What is needed ▸ Exactly reproduce each line of the listing that follows.

Dataset entries on figures
-- Begin --
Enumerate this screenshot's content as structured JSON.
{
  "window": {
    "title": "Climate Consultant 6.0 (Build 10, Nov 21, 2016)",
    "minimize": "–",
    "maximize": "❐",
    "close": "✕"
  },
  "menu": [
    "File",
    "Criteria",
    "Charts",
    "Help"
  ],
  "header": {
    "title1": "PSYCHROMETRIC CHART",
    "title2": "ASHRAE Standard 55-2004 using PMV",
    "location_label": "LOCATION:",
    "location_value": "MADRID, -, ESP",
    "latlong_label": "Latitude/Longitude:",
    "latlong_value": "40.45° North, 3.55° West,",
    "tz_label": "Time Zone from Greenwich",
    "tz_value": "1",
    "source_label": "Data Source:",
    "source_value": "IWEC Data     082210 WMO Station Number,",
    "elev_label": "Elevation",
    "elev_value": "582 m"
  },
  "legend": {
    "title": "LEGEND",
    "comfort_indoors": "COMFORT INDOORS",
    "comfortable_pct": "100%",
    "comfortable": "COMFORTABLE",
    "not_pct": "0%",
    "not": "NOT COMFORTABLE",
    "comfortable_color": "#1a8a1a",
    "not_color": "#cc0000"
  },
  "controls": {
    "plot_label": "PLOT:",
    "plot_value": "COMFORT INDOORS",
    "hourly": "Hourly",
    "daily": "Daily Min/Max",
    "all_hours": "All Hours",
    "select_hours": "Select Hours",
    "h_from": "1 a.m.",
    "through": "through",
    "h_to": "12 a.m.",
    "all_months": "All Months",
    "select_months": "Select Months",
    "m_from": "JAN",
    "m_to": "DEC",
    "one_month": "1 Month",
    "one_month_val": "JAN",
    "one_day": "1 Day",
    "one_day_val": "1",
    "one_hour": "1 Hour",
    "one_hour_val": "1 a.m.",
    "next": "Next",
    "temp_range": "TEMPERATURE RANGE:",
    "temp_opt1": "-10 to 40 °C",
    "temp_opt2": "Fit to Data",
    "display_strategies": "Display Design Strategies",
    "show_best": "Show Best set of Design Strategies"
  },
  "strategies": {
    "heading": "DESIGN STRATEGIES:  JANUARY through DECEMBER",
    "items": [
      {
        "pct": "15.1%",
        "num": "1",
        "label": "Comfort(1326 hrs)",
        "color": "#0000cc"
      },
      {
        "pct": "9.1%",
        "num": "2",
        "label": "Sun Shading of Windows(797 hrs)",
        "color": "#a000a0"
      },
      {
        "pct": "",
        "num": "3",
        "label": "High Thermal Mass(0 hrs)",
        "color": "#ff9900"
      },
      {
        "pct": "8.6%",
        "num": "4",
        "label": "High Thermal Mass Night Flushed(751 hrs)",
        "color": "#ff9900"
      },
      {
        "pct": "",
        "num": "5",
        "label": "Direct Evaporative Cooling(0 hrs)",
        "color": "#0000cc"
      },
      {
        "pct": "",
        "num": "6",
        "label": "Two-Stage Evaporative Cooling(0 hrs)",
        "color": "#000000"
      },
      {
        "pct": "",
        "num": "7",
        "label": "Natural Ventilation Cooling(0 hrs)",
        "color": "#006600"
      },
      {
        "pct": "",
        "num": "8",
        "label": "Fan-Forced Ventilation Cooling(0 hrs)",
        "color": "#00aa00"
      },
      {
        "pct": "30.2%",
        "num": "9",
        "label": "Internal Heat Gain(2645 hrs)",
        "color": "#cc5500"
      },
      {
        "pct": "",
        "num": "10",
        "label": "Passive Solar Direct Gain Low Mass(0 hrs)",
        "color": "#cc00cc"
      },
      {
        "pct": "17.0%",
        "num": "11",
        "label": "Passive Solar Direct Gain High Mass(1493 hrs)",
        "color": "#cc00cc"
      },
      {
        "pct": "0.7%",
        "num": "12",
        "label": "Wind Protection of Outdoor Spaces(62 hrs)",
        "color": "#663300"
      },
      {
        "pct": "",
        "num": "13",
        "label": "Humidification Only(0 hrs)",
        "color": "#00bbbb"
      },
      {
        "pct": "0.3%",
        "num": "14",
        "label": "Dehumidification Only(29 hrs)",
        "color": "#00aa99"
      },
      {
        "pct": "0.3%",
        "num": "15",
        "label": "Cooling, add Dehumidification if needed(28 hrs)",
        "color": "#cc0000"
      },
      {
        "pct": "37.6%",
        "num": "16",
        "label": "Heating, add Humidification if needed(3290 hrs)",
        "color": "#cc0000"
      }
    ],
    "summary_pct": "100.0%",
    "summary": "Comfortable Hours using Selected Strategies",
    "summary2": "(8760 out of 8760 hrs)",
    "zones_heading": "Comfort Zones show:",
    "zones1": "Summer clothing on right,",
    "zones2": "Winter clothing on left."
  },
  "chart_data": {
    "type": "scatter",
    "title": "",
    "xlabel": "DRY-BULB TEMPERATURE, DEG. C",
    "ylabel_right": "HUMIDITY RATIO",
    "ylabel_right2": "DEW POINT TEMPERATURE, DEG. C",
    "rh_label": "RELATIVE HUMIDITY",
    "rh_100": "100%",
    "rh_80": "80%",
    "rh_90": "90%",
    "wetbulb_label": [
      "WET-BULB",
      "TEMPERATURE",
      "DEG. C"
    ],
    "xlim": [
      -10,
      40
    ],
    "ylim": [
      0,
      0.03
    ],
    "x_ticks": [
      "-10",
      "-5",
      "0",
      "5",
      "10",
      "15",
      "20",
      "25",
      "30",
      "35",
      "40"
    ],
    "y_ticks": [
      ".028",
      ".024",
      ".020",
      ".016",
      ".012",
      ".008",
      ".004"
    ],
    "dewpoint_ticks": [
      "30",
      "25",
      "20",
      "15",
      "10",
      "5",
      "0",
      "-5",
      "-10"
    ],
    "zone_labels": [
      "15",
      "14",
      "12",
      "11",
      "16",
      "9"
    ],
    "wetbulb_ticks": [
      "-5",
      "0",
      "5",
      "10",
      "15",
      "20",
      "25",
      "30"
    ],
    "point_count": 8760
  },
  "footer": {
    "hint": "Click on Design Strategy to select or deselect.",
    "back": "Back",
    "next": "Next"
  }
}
-- End --
Result ▸
Enumerate this screenshot's content as structured JSON.
{
  "window": {
    "title": "Climate Consultant 6.0 (Build 10, Nov 21, 2016)",
    "minimize": "–",
    "maximize": "❐",
    "close": "✕"
  },
  "menu": [
    "File",
    "Criteria",
    "Charts",
    "Help"
  ],
  "header": {
    "title1": "PSYCHROMETRIC CHART",
    "title2": "ASHRAE Standard 55-2004 using PMV",
    "location_label": "LOCATION:",
    "location_value": "MADRID, -, ESP",
    "latlong_label": "Latitude/Longitude:",
    "latlong_value": "40.45° North, 3.55° West,",
    "tz_label": "Time Zone from Greenwich",
    "tz_value": "1",
    "source_label": "Data Source:",
    "source_value": "IWEC Data     082210 WMO Station Number,",
    "elev_label": "Elevation",
    "elev_value": "582 m"
  },
  "legend": {
    "title": "LEGEND",
    "comfort_indoors": "COMFORT INDOORS",
    "comfortable_pct": "100%",
    "comfortable": "COMFORTABLE",
    "not_pct": "0%",
    "not": "NOT COMFORTABLE",
    "comfortable_color": "#1a8a1a",
    "not_color": "#cc0000"
  },
  "controls": {
    "plot_label": "PLOT:",
    "plot_value": "COMFORT INDOORS",
    "hourly": "Hourly",
    "daily": "Daily Min/Max",
    "all_hours": "All Hours",
    "select_hours": "Select Hours",
    "h_from": "1 a.m.",
    "through": "through",
    "h_to": "12 a.m.",
    "all_months": "All Months",
    "select_months": "Select Months",
    "m_from": "JAN",
    "m_to": "DEC",
    "one_month": "1 Month",
    "one_month_val": "JAN",
    "one_day": "1 Day",
    "one_day_val": "1",
    "one_hour": "1 Hour",
    "one_hour_val": "1 a.m.",
    "next": "Next",
    "temp_range": "TEMPERATURE RANGE:",
    "temp_opt1": "-10 to 40 °C",
    "temp_opt2": "Fit to Data",
    "display_strategies": "Display Design Strategies",
    "show_best": "Show Best set of Design Strategies"
  },
  "strategies": {
    "heading": "DESIGN STRATEGIES:  JANUARY through DECEMBER",
    "items": [
      {
        "pct": "15.1%",
        "num": "1",
        "label": "Comfort(1326 hrs)",
        "color": "#0000cc"
      },
      {
        "pct": "9.1%",
        "num": "2",
        "label": "Sun Shading of Windows(797 hrs)",
        "color": "#a000a0"
      },
      {
        "pct": "",
        "num": "3",
        "label": "High Thermal Mass(0 hrs)",
        "color": "#ff9900"
      },
      {
        "pct": "8.6%",
        "num": "4",
        "label": "High Thermal Mass Night Flushed(751 hrs)",
        "color": "#ff9900"
      },
      {
        "pct": "",
        "num": "5",
        "label": "Direct Evaporative Cooling(0 hrs)",
        "color": "#0000cc"
      },
      {
        "pct": "",
        "num": "6",
        "label": "Two-Stage Evaporative Cooling(0 hrs)",
        "color": "#000000"
      },
      {
        "pct": "",
        "num": "7",
        "label": "Natural Ventilation Cooling(0 hrs)",
        "color": "#006600"
      },
      {
        "pct": "",
        "num": "8",
        "label": "Fan-Forced Ventilation Cooling(0 hrs)",
        "color": "#00aa00"
      },
      {
        "pct": "30.2%",
        "num": "9",
        "label": "Internal Heat Gain(2645 hrs)",
        "color": "#cc5500"
      },
      {
        "pct": "",
        "num": "10",
        "label": "Passive Solar Direct Gain Low Mass(0 hrs)",
        "color": "#cc00cc"
      },
      {
        "pct": "17.0%",
        "num": "11",
        "label": "Passive Solar Direct Gain High Mass(1493 hrs)",
        "color": "#cc00cc"
      },
      {
        "pct": "0.7%",
        "num": "12",
        "label": "Wind Protection of Outdoor Spaces(62 hrs)",
        "color": "#663300"
      },
      {
        "pct": "",
        "num": "13",
        "label": "Humidification Only(0 hrs)",
        "color": "#00bbbb"
      },
      {
        "pct": "0.3%",
        "num": "14",
        "label": "Dehumidification Only(29 hrs)",
        "color": "#00aa99"
      },
      {
        "pct": "0.3%",
        "num": "15",
        "label": "Cooling, add Dehumidification if needed(28 hrs)",
        "color": "#cc0000"
      },
      {
        "pct": "37.6%",
        "num": "16",
        "label": "Heating, add Humidification if needed(3290 hrs)",
        "color": "#cc0000"
      }
    ],
    "summary_pct": "100.0%",
    "summary": "Comfortable Hours using Selected Strategies",
    "summary2": "(8760 out of 8760 hrs)",
    "zones_heading": "Comfort Zones show:",
    "zones1": "Summer clothing on right,",
    "zones2": "Winter clothing on left."
  },
  "chart_data": {
    "type": "scatter",
    "title": "",
    "xlabel": "DRY-BULB TEMPERATURE, DEG. C",
    "ylabel_right": "HUMIDITY RATIO",
    "ylabel_right2": "DEW POINT TEMPERATURE, DEG. C",
    "rh_label": "RELATIVE HUMIDITY",
    "rh_100": "100%",
    "rh_80": "80%",
    "rh_90": "90%",
    "wetbulb_label": [
      "WET-BULB",
      "TEMPERATURE",
      "DEG. C"
    ],
    "xlim": [
      -10,
      40
    ],
    "ylim": [
      0,
      0.03
    ],
    "x_ticks": [
      "-10",
      "-5",
      "0",
      "5",
      "10",
      "15",
      "20",
      "25",
      "30",
      "35",
      "40"
    ],
    "y_ticks": [
      ".028",
      ".024",
      ".020",
      ".016",
      ".012",
      ".008",
      ".004"
    ],
    "dewpoint_ticks": [
      "30",
      "25",
      "20",
      "15",
      "10",
      "5",
      "0",
      "-5",
      "-10"
    ],
    "zone_labels": [
      "15",
      "14",
      "12",
      "11",
      "16",
      "9"
    ],
    "wetbulb_ticks": [
      "-5",
      "0",
      "5",
      "10",
      "15",
      "20",
      "25",
      "30"
    ],
    "point_count": 8760
  },
  "footer": {
    "hint": "Click on Design Strategy to select or deselect.",
    "back": "Back",
    "next": "Next"
  }
}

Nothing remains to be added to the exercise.